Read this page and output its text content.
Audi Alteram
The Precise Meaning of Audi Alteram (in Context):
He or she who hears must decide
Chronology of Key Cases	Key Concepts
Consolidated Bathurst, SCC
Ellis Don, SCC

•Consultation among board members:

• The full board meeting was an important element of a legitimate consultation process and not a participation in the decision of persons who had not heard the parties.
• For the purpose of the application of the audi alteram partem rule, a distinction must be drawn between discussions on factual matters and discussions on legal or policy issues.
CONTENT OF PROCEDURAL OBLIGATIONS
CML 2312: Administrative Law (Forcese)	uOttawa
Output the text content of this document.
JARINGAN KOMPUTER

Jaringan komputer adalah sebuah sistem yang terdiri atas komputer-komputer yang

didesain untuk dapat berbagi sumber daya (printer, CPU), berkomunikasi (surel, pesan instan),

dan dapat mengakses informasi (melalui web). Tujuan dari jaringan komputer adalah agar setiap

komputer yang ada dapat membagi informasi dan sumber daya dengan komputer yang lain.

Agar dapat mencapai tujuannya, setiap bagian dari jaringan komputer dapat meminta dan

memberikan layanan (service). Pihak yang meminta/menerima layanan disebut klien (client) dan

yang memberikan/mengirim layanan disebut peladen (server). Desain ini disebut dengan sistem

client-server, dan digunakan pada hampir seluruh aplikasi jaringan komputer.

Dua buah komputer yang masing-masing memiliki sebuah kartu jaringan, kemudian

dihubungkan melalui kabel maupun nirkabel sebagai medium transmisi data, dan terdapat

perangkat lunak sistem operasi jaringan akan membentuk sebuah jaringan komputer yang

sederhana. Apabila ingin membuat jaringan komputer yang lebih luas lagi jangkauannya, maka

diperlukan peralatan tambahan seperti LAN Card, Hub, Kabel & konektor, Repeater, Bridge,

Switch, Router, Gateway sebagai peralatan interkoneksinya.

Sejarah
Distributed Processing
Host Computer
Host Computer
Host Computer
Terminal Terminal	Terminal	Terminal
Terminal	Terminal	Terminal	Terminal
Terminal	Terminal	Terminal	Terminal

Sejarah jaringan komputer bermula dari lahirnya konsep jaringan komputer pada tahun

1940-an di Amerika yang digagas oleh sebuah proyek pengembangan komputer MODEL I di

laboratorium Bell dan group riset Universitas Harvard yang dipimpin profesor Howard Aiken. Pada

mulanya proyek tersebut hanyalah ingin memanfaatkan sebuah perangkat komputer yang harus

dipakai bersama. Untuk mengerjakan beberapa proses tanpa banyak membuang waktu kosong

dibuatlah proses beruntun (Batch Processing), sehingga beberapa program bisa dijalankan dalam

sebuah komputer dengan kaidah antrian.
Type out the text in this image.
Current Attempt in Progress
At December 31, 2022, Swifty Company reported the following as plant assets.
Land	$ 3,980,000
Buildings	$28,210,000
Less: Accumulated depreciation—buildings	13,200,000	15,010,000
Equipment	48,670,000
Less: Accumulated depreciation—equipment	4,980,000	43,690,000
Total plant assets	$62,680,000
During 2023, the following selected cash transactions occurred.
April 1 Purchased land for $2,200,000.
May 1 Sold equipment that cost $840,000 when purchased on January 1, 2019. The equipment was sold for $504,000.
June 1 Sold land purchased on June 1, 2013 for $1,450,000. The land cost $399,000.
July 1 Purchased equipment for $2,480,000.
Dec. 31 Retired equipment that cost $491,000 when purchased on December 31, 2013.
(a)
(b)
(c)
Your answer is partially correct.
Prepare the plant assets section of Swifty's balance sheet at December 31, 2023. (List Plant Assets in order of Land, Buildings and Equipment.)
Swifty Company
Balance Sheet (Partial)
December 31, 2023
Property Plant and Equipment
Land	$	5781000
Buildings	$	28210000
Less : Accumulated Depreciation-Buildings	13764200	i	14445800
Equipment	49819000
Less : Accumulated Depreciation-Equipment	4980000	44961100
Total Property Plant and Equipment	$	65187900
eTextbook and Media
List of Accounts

• Set exercise
Quote all of the entries exactly as they appear.

• Reply to the task
Read this page and output its text content.
Audi Alteram
The Precise Meaning of Audi Alteram (in Context):
He or she who hears must decide
Chronology of Key Cases	Key Concepts
Consolidated Bathurst, SCC
Ellis Don, SCC

•Consultation among board members:

• The full board meeting was an important element of a legitimate consultation process and not a participation in the decision of persons who had not heard the parties.
• For the purpose of the application of the audi alteram partem rule, a distinction must be drawn between discussions on factual matters and discussions on legal or policy issues.
CONTENT OF PROCEDURAL OBLIGATIONS
CML 2312: Administrative Law (Forcese)	uOttawa
Output the text content of this document.
JARINGAN KOMPUTER

Jaringan komputer adalah sebuah sistem yang terdiri atas komputer-komputer yang

didesain untuk dapat berbagi sumber daya (printer, CPU), berkomunikasi (surel, pesan instan),

dan dapat mengakses informasi (melalui web). Tujuan dari jaringan komputer adalah agar setiap

komputer yang ada dapat membagi informasi dan sumber daya dengan komputer yang lain.

Agar dapat mencapai tujuannya, setiap bagian dari jaringan komputer dapat meminta dan

memberikan layanan (service). Pihak yang meminta/menerima layanan disebut klien (client) dan

yang memberikan/mengirim layanan disebut peladen (server). Desain ini disebut dengan sistem

client-server, dan digunakan pada hampir seluruh aplikasi jaringan komputer.

Dua buah komputer yang masing-masing memiliki sebuah kartu jaringan, kemudian

dihubungkan melalui kabel maupun nirkabel sebagai medium transmisi data, dan terdapat

perangkat lunak sistem operasi jaringan akan membentuk sebuah jaringan komputer yang

sederhana. Apabila ingin membuat jaringan komputer yang lebih luas lagi jangkauannya, maka

diperlukan peralatan tambahan seperti LAN Card, Hub, Kabel & konektor, Repeater, Bridge,

Switch, Router, Gateway sebagai peralatan interkoneksinya.

Sejarah
Distributed Processing
Host Computer
Host Computer
Host Computer
Terminal Terminal	Terminal	Terminal
Terminal	Terminal	Terminal	Terminal
Terminal	Terminal	Terminal	Terminal

Sejarah jaringan komputer bermula dari lahirnya konsep jaringan komputer pada tahun

1940-an di Amerika yang digagas oleh sebuah proyek pengembangan komputer MODEL I di

laboratorium Bell dan group riset Universitas Harvard yang dipimpin profesor Howard Aiken. Pada

mulanya proyek tersebut hanyalah ingin memanfaatkan sebuah perangkat komputer yang harus

dipakai bersama. Untuk mengerjakan beberapa proses tanpa banyak membuang waktu kosong

dibuatlah proses beruntun (Batch Processing), sehingga beberapa program bisa dijalankan dalam

sebuah komputer dengan kaidah antrian.
Type out the text in this image.
Current Attempt in Progress
At December 31, 2022, Swifty Company reported the following as plant assets.
Land	$ 3,980,000
Buildings	$28,210,000
Less: Accumulated depreciation—buildings	13,200,000	15,010,000
Equipment	48,670,000
Less: Accumulated depreciation—equipment	4,980,000	43,690,000
Total plant assets	$62,680,000
During 2023, the following selected cash transactions occurred.
April 1 Purchased land for $2,200,000.
May 1 Sold equipment that cost $840,000 when purchased on January 1, 2019. The equipment was sold for $504,000.
June 1 Sold land purchased on June 1, 2013 for $1,450,000. The land cost $399,000.
July 1 Purchased equipment for $2,480,000.
Dec. 31 Retired equipment that cost $491,000 when purchased on December 31, 2013.
(a)
(b)
(c)
Your answer is partially correct.
Prepare the plant assets section of Swifty's balance sheet at December 31, 2023. (List Plant Assets in order of Land, Buildings and Equipment.)
Swifty Company
Balance Sheet (Partial)
December 31, 2023
Property Plant and Equipment
Land	$	5781000
Buildings	$	28210000
Less : Accumulated Depreciation-Buildings	13764200	i	14445800
Equipment	49819000
Less : Accumulated Depreciation-Equipment	4980000	44961100
Total Property Plant and Equipment	$	65187900
eTextbook and Media
List of Accounts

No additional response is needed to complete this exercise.